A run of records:
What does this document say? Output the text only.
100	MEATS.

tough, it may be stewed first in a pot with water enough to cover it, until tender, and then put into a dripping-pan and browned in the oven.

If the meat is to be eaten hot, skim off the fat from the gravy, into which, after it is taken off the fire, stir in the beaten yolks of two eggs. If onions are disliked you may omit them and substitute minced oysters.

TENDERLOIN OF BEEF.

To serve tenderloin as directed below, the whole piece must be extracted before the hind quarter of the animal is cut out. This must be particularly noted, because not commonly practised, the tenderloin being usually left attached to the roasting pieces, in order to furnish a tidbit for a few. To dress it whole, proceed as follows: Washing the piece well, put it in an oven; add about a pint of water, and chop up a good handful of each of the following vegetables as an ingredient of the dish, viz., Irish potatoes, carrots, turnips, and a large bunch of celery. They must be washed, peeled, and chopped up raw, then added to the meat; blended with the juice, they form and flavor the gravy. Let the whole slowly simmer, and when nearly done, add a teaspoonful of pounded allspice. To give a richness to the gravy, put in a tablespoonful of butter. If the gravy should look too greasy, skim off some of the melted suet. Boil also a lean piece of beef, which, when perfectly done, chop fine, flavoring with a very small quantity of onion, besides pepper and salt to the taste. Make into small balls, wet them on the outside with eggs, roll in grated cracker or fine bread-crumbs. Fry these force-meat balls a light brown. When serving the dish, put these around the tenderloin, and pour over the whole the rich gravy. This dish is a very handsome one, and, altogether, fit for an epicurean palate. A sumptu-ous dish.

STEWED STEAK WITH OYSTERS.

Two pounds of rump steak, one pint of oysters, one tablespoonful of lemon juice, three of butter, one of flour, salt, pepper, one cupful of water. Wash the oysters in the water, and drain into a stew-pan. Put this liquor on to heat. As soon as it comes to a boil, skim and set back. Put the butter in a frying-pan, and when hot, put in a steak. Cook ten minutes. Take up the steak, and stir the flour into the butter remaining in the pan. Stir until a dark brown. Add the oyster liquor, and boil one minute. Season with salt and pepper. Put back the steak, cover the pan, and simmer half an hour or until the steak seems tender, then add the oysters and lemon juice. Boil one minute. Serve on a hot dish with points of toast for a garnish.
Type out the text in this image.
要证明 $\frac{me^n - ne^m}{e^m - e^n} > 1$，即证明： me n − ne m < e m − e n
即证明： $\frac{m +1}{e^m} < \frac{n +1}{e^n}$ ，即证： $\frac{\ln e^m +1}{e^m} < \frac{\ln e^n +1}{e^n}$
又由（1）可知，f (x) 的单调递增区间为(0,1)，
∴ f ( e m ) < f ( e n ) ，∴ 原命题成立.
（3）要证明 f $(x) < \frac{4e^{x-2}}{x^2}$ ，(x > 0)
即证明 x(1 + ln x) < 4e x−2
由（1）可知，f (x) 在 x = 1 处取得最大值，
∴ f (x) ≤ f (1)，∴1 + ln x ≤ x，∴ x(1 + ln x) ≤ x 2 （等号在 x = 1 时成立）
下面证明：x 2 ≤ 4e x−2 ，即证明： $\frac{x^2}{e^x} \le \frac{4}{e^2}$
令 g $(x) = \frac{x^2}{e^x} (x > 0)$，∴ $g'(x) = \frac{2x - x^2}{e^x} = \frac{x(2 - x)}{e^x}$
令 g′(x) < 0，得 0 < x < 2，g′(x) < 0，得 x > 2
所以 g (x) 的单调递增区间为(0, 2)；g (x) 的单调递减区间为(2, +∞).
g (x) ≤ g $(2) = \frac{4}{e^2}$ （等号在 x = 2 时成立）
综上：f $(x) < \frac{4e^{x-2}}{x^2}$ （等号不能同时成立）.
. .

Directions for this task
Exactly reproduce the lines from the one containing "Type out the text in this image." through the end of the records, and only those lines.

Response to the exercise
Type out the text in this image.
要证明 $\frac{me^n - ne^m}{e^m - e^n} > 1$，即证明： me n − ne m < e m − e n
即证明： $\frac{m +1}{e^m} < \frac{n +1}{e^n}$ ，即证： $\frac{\ln e^m +1}{e^m} < \frac{\ln e^n +1}{e^n}$
又由（1）可知，f (x) 的单调递增区间为(0,1)，
∴ f ( e m ) < f ( e n ) ，∴ 原命题成立.
（3）要证明 f $(x) < \frac{4e^{x-2}}{x^2}$ ，(x > 0)
即证明 x(1 + ln x) < 4e x−2
由（1）可知，f (x) 在 x = 1 处取得最大值，
∴ f (x) ≤ f (1)，∴1 + ln x ≤ x，∴ x(1 + ln x) ≤ x 2 （等号在 x = 1 时成立）
下面证明：x 2 ≤ 4e x−2 ，即证明： $\frac{x^2}{e^x} \le \frac{4}{e^2}$
令 g $(x) = \frac{x^2}{e^x} (x > 0)$，∴ $g'(x) = \frac{2x - x^2}{e^x} = \frac{x(2 - x)}{e^x}$
令 g′(x) < 0，得 0 < x < 2，g′(x) < 0，得 x > 2
所以 g (x) 的单调递增区间为(0, 2)；g (x) 的单调递减区间为(2, +∞).
g (x) ≤ g $(2) = \frac{4}{e^2}$ （等号在 x = 2 时成立）
综上：f $(x) < \frac{4e^{x-2}}{x^2}$ （等号不能同时成立）.
. .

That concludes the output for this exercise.